__Exercise details__:
Identify each line below that contains the word "Regulation", and copy it out.

__Input for this task__:
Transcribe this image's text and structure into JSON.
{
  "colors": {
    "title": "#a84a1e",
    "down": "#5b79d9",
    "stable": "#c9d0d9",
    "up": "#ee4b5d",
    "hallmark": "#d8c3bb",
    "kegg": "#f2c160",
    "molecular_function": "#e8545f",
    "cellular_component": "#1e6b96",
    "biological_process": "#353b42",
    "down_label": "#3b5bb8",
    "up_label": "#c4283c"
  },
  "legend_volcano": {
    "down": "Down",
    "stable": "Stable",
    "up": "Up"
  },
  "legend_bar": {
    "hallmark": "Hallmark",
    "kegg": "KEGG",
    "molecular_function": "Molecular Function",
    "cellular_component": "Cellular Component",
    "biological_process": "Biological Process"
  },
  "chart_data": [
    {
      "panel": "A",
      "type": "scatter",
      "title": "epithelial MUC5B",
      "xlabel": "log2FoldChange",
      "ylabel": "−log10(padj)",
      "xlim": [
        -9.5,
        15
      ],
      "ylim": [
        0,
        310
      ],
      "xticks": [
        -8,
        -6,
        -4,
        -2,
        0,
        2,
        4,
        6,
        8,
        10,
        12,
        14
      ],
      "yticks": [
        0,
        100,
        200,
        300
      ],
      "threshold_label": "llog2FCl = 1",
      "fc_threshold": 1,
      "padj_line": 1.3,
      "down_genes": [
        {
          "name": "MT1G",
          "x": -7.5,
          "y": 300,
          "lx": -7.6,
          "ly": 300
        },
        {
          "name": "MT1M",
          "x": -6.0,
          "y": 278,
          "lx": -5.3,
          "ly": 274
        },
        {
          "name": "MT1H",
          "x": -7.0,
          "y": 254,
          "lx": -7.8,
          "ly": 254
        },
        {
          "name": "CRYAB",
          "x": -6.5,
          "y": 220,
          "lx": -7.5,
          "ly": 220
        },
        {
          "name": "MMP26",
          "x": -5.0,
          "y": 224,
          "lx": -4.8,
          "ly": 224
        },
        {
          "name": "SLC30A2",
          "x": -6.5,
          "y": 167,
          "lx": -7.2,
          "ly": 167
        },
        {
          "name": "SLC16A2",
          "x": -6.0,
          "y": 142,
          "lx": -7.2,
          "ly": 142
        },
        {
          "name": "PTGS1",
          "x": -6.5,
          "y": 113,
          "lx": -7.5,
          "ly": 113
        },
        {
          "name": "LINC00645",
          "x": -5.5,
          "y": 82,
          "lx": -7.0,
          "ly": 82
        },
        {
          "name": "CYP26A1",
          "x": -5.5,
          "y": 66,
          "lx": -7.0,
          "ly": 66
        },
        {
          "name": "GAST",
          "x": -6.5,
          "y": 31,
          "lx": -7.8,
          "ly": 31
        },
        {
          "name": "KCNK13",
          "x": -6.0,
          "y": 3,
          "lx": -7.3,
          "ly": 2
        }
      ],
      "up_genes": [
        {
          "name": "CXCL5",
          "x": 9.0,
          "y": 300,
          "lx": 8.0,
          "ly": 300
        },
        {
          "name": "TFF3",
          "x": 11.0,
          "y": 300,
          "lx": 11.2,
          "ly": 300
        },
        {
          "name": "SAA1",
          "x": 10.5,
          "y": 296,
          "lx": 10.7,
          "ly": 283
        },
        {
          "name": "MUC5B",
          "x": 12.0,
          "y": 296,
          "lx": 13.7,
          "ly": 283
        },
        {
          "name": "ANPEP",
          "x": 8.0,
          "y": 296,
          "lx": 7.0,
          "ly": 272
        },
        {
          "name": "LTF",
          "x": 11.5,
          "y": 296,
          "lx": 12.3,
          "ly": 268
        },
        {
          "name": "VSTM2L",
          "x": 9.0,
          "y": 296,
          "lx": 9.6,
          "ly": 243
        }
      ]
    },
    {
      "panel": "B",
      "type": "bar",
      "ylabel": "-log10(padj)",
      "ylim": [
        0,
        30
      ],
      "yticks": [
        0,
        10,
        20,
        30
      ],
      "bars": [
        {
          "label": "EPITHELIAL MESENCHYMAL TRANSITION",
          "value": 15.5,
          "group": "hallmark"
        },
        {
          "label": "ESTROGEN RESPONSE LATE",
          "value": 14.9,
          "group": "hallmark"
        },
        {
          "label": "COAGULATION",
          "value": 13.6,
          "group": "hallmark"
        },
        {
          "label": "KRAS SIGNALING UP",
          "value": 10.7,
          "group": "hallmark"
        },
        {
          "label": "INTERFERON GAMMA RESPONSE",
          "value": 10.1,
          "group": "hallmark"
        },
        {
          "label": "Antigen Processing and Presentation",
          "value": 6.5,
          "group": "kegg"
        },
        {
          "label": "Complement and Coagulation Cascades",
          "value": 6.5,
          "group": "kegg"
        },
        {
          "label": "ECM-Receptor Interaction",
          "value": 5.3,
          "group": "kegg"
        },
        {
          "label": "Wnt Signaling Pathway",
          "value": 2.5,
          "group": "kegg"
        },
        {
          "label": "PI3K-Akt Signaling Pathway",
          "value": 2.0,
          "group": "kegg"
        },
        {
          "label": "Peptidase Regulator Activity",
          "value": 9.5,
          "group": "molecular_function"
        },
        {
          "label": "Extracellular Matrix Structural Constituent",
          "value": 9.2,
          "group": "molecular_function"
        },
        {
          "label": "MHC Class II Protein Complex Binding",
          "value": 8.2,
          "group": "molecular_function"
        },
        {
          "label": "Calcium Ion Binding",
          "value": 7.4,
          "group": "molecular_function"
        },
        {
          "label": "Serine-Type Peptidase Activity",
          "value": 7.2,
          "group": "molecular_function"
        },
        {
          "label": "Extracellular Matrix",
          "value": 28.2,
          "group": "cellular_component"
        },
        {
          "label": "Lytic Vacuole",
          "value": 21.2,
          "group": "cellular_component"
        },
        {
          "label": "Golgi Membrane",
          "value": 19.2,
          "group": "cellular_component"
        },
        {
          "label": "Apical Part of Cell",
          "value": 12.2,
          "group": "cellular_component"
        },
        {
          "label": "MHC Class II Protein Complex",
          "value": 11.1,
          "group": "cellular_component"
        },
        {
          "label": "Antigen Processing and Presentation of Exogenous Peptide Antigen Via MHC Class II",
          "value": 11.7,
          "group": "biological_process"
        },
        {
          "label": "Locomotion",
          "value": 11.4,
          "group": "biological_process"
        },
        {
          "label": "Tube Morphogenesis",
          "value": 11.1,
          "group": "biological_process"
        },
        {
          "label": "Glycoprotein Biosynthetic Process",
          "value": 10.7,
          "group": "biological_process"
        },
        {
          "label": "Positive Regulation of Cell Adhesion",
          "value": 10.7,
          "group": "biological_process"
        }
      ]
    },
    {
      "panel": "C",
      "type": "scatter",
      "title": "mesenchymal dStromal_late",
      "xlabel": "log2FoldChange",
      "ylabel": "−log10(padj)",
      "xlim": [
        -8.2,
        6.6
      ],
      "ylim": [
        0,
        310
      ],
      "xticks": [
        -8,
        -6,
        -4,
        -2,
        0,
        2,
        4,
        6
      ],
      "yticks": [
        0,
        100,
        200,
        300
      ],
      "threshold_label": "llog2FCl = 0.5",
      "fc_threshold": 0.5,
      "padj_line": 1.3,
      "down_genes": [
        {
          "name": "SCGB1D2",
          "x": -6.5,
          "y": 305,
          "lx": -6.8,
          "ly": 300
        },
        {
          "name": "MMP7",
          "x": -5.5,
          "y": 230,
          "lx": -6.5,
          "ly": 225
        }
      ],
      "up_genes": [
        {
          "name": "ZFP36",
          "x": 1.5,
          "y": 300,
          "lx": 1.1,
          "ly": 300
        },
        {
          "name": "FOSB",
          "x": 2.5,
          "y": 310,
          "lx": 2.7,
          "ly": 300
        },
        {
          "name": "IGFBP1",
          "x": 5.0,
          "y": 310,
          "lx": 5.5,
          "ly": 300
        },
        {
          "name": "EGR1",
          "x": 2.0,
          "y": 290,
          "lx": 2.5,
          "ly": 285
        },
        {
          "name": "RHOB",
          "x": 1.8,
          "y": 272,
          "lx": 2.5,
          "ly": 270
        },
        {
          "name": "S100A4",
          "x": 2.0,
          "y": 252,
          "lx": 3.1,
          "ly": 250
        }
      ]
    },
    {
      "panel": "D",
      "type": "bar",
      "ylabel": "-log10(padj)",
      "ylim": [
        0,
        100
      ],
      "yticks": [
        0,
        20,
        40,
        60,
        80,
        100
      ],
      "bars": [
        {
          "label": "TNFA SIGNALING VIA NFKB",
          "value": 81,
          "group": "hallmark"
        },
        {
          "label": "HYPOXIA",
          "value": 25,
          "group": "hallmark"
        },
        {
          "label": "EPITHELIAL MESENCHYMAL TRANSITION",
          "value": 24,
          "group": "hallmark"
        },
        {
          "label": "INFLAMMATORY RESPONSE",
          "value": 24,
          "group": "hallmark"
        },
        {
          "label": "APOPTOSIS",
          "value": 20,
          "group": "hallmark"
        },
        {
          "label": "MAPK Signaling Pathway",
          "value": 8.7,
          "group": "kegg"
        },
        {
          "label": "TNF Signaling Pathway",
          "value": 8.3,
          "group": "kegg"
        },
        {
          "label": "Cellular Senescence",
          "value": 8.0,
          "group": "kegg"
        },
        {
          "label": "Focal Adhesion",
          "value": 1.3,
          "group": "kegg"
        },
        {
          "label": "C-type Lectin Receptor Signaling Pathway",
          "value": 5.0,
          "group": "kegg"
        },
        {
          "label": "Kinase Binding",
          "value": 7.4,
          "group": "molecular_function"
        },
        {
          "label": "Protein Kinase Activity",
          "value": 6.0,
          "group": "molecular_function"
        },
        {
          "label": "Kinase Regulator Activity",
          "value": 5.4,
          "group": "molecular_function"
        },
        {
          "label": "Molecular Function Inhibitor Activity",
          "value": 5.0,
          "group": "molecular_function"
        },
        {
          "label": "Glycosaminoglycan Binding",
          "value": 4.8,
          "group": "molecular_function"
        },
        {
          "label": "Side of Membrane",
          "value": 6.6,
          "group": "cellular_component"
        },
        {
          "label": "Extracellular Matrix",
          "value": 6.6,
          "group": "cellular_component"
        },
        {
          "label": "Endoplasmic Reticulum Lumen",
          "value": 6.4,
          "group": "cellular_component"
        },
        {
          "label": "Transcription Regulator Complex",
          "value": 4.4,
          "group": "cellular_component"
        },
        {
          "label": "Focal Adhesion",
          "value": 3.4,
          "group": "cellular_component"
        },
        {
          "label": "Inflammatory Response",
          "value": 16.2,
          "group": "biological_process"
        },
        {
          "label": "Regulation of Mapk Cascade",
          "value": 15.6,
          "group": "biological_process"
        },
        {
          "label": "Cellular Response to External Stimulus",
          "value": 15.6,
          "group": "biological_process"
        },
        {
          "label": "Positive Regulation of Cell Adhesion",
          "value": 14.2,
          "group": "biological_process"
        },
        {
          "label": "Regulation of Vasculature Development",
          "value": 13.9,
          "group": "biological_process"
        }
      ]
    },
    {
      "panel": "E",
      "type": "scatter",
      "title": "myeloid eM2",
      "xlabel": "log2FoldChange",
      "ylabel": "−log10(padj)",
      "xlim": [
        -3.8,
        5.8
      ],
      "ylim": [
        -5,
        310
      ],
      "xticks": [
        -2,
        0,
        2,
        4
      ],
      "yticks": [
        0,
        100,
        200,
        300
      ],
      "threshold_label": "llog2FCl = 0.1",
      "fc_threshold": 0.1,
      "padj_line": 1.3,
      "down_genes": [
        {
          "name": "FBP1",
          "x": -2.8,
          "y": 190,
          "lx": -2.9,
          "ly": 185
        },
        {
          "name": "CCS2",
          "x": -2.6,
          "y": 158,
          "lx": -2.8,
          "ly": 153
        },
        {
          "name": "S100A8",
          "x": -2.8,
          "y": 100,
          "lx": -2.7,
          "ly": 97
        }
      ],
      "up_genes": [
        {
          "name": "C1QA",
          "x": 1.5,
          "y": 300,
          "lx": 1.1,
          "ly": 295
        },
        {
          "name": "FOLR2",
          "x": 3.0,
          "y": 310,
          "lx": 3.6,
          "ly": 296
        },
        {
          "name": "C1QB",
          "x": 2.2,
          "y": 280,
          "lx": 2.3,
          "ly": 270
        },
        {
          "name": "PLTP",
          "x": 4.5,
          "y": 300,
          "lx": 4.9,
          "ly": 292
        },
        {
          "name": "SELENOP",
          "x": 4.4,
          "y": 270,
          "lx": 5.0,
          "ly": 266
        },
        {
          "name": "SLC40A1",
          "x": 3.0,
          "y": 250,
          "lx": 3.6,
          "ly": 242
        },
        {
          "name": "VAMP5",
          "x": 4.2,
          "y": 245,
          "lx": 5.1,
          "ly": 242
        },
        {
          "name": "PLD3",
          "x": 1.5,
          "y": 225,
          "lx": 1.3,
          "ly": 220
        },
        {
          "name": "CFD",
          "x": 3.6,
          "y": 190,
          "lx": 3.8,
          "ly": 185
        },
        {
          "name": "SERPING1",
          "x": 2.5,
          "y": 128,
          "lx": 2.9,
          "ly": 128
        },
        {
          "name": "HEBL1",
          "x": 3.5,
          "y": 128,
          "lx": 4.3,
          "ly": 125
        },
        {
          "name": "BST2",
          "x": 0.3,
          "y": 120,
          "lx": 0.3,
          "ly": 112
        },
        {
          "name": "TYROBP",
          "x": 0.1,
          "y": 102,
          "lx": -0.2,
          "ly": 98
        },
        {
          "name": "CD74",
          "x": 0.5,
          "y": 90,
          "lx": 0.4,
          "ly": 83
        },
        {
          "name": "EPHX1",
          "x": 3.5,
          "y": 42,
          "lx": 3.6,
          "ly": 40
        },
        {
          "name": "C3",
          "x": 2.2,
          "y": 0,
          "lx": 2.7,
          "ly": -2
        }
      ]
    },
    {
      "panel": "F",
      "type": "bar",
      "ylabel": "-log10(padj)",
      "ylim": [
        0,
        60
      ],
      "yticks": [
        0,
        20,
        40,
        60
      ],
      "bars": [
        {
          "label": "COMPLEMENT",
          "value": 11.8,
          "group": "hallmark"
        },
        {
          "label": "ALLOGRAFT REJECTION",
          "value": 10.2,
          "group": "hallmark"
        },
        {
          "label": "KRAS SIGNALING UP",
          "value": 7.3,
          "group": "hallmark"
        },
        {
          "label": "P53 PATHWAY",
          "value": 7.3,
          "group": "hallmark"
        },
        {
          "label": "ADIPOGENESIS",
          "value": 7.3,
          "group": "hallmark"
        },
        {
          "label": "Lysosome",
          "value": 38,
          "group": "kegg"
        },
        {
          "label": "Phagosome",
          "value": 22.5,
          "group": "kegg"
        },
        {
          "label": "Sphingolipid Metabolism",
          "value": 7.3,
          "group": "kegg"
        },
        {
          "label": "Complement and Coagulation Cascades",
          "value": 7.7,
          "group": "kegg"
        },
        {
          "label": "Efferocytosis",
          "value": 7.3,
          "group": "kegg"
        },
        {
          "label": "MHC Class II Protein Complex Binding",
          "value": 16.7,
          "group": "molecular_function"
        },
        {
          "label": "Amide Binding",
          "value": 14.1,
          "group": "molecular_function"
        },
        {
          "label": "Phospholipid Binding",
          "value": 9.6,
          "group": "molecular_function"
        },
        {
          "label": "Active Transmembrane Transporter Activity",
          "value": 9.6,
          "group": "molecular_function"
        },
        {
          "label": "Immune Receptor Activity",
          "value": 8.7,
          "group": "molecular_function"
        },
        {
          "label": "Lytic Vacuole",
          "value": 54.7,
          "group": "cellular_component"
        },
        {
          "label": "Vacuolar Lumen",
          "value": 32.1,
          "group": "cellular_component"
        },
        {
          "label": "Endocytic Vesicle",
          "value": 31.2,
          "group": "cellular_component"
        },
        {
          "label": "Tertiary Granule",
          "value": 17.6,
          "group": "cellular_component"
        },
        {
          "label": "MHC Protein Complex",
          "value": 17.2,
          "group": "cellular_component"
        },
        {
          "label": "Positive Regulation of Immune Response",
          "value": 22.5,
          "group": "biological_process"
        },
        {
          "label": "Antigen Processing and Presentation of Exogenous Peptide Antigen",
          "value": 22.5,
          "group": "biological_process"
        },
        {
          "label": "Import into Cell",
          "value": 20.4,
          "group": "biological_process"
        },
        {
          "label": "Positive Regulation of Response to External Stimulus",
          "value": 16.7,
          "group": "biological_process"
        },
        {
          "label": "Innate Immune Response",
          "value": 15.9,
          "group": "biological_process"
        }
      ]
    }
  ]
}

__Exercise answer__:
          "label": "Positive Regulation of Cell Adhesion",
          "label": "Regulation of Mapk Cascade",
          "label": "Positive Regulation of Cell Adhesion",
          "label": "Regulation of Vasculature Development",
          "label": "Positive Regulation of Immune Response",
          "label": "Positive Regulation of Response to External Stimulus",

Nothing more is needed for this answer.